Leave out the pictures and return every entry exactly as it appears.

◆ Given records:
╭──

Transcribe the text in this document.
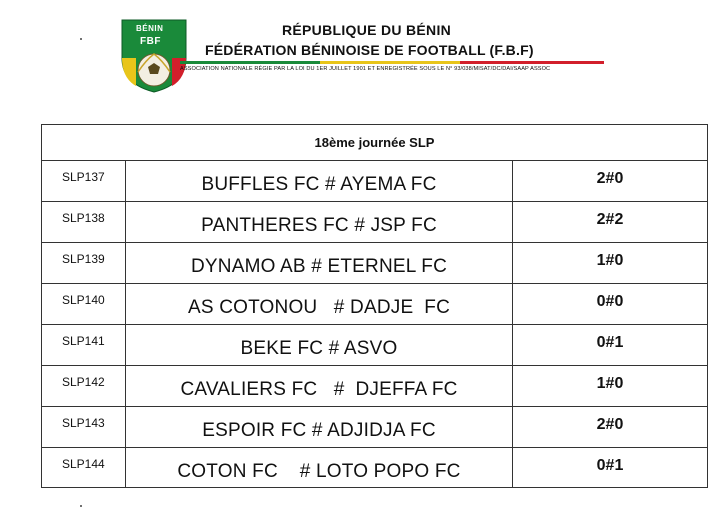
BÉNIN
FBF
RÉPUBLIQUE DU BÉNIN
FÉDÉRATION BÉNINOISE DE FOOTBALL (F.B.F)
ASSOCIATION NATIONALE RÉGIE PAR LA LOI DU 1ER JUILLET 1901 ET ENREGISTRÉE SOUS LE N° 93/038/MISAT/DC/DAI/SAAP ASSOC
18ème journée SLP
SLP137	BUFFLES FC # AYEMA FC	2#0
SLP138	PANTHERES FC # JSP FC	2#2
SLP139	DYNAMO AB # ETERNEL FC	1#0
SLP140	AS COTONOU   # DADJE  FC	0#0
SLP141	BEKE FC # ASVO	0#1
SLP142	CAVALIERS FC   #  DJEFFA FC	1#0
SLP143	ESPOIR FC # ADJIDJA FC	2#0
SLP144	COTON FC    # LOTO POPO FC	0#1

╰──

◆ Full output:
Transcribe the text in this document.
BÉNIN
FBF
RÉPUBLIQUE DU BÉNIN
FÉDÉRATION BÉNINOISE DE FOOTBALL (F.B.F)
ASSOCIATION NATIONALE RÉGIE PAR LA LOI DU 1ER JUILLET 1901 ET ENREGISTRÉE SOUS LE N° 93/038/MISAT/DC/DAI/SAAP ASSOC
18ème journée SLP
SLP137	BUFFLES FC # AYEMA FC	2#0
SLP138	PANTHERES FC # JSP FC	2#2
SLP139	DYNAMO AB # ETERNEL FC	1#0
SLP140	AS COTONOU   # DADJE  FC	0#0
SLP141	BEKE FC # ASVO	0#1
SLP142	CAVALIERS FC   #  DJEFFA FC	1#0
SLP143	ESPOIR FC # ADJIDJA FC	2#0
SLP144	COTON FC    # LOTO POPO FC	0#1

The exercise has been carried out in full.